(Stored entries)
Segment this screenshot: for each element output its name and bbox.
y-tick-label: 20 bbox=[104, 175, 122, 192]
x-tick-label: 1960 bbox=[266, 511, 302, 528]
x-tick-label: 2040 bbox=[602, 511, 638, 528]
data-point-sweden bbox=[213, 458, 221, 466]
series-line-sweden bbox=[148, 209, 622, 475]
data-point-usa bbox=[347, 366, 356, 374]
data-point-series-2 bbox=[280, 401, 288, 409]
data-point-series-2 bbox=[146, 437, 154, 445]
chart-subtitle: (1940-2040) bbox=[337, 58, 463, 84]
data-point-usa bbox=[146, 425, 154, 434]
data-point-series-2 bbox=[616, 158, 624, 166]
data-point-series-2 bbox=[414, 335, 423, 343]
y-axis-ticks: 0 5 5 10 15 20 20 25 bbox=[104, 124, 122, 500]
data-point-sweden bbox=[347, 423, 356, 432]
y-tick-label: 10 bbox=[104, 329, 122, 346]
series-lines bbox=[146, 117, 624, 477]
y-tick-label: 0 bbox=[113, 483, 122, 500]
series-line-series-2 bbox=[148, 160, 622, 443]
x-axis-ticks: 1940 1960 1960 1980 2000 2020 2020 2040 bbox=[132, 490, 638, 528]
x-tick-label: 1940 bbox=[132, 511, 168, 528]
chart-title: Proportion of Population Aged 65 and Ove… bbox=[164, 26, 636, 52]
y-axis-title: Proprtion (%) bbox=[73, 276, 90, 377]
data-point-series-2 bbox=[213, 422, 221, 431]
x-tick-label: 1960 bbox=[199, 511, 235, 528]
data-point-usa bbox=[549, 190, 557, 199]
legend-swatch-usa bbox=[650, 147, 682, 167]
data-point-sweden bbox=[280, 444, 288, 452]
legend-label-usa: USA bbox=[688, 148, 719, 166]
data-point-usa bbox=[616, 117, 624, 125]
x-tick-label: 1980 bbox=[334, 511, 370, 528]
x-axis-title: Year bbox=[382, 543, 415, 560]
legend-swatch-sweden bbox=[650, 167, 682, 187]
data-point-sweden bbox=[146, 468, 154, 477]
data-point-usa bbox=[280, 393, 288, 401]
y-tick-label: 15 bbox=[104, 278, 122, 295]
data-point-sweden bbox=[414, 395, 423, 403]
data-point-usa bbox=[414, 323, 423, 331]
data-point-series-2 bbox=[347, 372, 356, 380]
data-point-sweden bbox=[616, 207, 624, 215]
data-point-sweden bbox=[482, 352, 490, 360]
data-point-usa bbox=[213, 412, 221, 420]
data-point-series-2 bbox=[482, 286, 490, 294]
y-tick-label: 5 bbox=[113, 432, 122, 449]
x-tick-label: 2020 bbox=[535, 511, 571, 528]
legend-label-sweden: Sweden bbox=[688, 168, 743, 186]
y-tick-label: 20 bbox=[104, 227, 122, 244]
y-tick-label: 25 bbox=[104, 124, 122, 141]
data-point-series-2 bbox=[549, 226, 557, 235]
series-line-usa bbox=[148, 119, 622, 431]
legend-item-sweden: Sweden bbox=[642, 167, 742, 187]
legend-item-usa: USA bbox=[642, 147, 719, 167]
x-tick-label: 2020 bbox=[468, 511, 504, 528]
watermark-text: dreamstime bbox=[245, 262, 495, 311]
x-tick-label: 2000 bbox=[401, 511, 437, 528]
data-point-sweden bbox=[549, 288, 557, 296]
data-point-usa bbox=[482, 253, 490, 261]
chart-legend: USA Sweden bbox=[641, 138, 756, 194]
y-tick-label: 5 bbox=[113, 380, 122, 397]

:: Challenge ::
Extract every line of the data above word for word, leaving nothing out and changing nothing.

:: Exercise answer ::
Segment this screenshot: for each element output its name and bbox.
y-tick-label: 20 bbox=[104, 175, 122, 192]
x-tick-label: 1960 bbox=[266, 511, 302, 528]
x-tick-label: 2040 bbox=[602, 511, 638, 528]
data-point-sweden bbox=[213, 458, 221, 466]
series-line-sweden bbox=[148, 209, 622, 475]
data-point-usa bbox=[347, 366, 356, 374]
data-point-series-2 bbox=[280, 401, 288, 409]
data-point-series-2 bbox=[146, 437, 154, 445]
chart-subtitle: (1940-2040) bbox=[337, 58, 463, 84]
data-point-usa bbox=[146, 425, 154, 434]
data-point-series-2 bbox=[616, 158, 624, 166]
data-point-series-2 bbox=[414, 335, 423, 343]
y-axis-ticks: 0 5 5 10 15 20 20 25 bbox=[104, 124, 122, 500]
data-point-sweden bbox=[347, 423, 356, 432]
y-tick-label: 10 bbox=[104, 329, 122, 346]
series-lines bbox=[146, 117, 624, 477]
y-tick-label: 0 bbox=[113, 483, 122, 500]
series-line-series-2 bbox=[148, 160, 622, 443]
x-axis-ticks: 1940 1960 1960 1980 2000 2020 2020 2040 bbox=[132, 490, 638, 528]
x-tick-label: 1940 bbox=[132, 511, 168, 528]
chart-title: Proportion of Population Aged 65 and Ove… bbox=[164, 26, 636, 52]
y-axis-title: Proprtion (%) bbox=[73, 276, 90, 377]
data-point-series-2 bbox=[213, 422, 221, 431]
x-tick-label: 1960 bbox=[199, 511, 235, 528]
data-point-usa bbox=[549, 190, 557, 199]
legend-swatch-usa bbox=[650, 147, 682, 167]
data-point-sweden bbox=[280, 444, 288, 452]
legend-label-usa: USA bbox=[688, 148, 719, 166]
data-point-usa bbox=[616, 117, 624, 125]
x-tick-label: 1980 bbox=[334, 511, 370, 528]
x-axis-title: Year bbox=[382, 543, 415, 560]
legend-swatch-sweden bbox=[650, 167, 682, 187]
data-point-sweden bbox=[146, 468, 154, 477]
data-point-usa bbox=[280, 393, 288, 401]
y-tick-label: 15 bbox=[104, 278, 122, 295]
data-point-sweden bbox=[414, 395, 423, 403]
data-point-usa bbox=[414, 323, 423, 331]
data-point-series-2 bbox=[347, 372, 356, 380]
data-point-sweden bbox=[616, 207, 624, 215]
data-point-sweden bbox=[482, 352, 490, 360]
data-point-usa bbox=[213, 412, 221, 420]
data-point-series-2 bbox=[482, 286, 490, 294]
y-tick-label: 5 bbox=[113, 432, 122, 449]
x-tick-label: 2020 bbox=[535, 511, 571, 528]
legend-label-sweden: Sweden bbox=[688, 168, 743, 186]
y-tick-label: 20 bbox=[104, 227, 122, 244]
y-tick-label: 25 bbox=[104, 124, 122, 141]
data-point-series-2 bbox=[549, 226, 557, 235]
series-line-usa bbox=[148, 119, 622, 431]
legend-item-sweden: Sweden bbox=[642, 167, 742, 187]
legend-item-usa: USA bbox=[642, 147, 719, 167]
x-tick-label: 2020 bbox=[468, 511, 504, 528]
watermark-text: dreamstime bbox=[245, 262, 495, 311]
x-tick-label: 2000 bbox=[401, 511, 437, 528]
data-point-sweden bbox=[549, 288, 557, 296]
data-point-usa bbox=[482, 253, 490, 261]
chart-legend: USA Sweden bbox=[641, 138, 756, 194]
y-tick-label: 5 bbox=[113, 380, 122, 397]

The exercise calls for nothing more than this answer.